Please update the listing from its start up to and including the line with "The first wave peak 32 is at (358, 752).", replacing "fluid phases" with "fluid streams" and leaving everything else unchanged.

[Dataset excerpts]
>>
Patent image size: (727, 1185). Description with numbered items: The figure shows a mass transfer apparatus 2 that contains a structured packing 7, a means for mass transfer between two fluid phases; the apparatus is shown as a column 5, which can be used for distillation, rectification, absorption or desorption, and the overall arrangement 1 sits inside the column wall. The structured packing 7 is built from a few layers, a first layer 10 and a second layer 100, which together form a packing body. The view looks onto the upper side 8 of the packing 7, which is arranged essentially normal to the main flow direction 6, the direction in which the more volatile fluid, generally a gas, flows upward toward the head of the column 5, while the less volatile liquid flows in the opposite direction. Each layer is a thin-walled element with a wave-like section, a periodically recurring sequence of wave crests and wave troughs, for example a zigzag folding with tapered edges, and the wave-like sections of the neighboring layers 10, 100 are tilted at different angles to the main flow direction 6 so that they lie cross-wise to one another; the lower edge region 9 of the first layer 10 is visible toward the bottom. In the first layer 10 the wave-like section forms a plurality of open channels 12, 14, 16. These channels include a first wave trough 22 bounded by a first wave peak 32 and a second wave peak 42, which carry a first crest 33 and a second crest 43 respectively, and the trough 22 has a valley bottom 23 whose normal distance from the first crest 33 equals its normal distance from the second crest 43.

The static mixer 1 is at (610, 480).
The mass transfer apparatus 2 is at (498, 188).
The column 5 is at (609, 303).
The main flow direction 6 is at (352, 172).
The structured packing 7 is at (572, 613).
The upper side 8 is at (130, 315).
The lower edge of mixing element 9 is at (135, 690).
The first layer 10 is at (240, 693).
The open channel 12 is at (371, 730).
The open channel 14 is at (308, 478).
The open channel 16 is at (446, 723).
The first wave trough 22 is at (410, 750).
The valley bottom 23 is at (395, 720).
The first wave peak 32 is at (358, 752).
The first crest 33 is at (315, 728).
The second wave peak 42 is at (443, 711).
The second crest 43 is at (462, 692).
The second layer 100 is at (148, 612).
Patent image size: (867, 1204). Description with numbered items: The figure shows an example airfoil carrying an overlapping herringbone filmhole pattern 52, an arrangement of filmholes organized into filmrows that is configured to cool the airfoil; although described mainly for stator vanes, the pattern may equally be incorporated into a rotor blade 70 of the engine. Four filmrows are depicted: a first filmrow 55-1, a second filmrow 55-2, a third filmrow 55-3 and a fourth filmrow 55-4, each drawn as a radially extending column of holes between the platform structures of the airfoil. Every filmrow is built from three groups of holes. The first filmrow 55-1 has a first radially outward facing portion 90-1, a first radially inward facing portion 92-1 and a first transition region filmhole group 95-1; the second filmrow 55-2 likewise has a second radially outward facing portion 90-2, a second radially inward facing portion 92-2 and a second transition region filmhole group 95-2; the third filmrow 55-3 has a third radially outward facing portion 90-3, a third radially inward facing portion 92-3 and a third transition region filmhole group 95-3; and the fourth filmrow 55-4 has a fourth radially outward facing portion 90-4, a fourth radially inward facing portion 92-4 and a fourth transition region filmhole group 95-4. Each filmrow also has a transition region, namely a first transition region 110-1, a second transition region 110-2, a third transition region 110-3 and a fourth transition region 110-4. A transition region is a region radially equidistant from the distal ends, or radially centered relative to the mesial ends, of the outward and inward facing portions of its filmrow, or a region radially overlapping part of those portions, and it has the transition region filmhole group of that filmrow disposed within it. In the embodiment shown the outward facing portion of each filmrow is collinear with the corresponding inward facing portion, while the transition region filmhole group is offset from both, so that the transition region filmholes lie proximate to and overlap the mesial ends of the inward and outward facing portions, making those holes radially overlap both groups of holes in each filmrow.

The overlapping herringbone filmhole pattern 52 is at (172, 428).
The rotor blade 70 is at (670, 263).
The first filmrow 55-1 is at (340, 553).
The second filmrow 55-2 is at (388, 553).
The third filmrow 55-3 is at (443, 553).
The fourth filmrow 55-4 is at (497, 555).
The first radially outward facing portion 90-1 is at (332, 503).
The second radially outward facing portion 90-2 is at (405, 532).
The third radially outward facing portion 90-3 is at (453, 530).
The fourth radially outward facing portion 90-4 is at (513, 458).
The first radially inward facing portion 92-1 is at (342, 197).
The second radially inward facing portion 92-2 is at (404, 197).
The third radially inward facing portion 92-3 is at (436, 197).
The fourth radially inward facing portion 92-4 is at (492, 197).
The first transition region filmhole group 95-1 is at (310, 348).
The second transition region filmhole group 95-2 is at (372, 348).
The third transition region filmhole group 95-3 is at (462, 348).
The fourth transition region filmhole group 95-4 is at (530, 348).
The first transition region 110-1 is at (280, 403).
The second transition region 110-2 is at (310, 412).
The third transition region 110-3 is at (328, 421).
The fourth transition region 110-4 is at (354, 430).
<<
EXPECTED ANSWER >>
Patent image size: (727, 1185). Description with numbered items: The figure shows a mass transfer apparatus 2 that contains a structured packing 7, a means for mass transfer between two fluid streams; the apparatus is shown as a column 5, which can be used for distillation, rectification, absorption or desorption, and the overall arrangement 1 sits inside the column wall. The structured packing 7 is built from a few layers, a first layer 10 and a second layer 100, which together form a packing body. The view looks onto the upper side 8 of the packing 7, which is arranged essentially normal to the main flow direction 6, the direction in which the more volatile fluid, generally a gas, flows upward toward the head of the column 5, while the less volatile liquid flows in the opposite direction. Each layer is a thin-walled element with a wave-like section, a periodically recurring sequence of wave crests and wave troughs, for example a zigzag folding with tapered edges, and the wave-like sections of the neighboring layers 10, 100 are tilted at different angles to the main flow direction 6 so that they lie cross-wise to one another; the lower edge region 9 of the first layer 10 is visible toward the bottom. In the first layer 10 the wave-like section forms a plurality of open channels 12, 14, 16. These channels include a first wave trough 22 bounded by a first wave peak 32 and a second wave peak 42, which carry a first crest 33 and a second crest 43 respectively, and the trough 22 has a valley bottom 23 whose normal distance from the first crest 33 equals its normal distance from the second crest 43.

The static mixer 1 is at (610, 480).
The mass transfer apparatus 2 is at (498, 188).
The column 5 is at (609, 303).
The main flow direction 6 is at (352, 172).
The structured packing 7 is at (572, 613).
The upper side 8 is at (130, 315).
The lower edge of mixing element 9 is at (135, 690).
The first layer 10 is at (240, 693).
The open channel 12 is at (371, 730).
The open channel 14 is at (308, 478).
The open channel 16 is at (446, 723).
The first wave trough 22 is at (410, 750).
The valley bottom 23 is at (395, 720).
The first wave peak 32 is at (358, 752).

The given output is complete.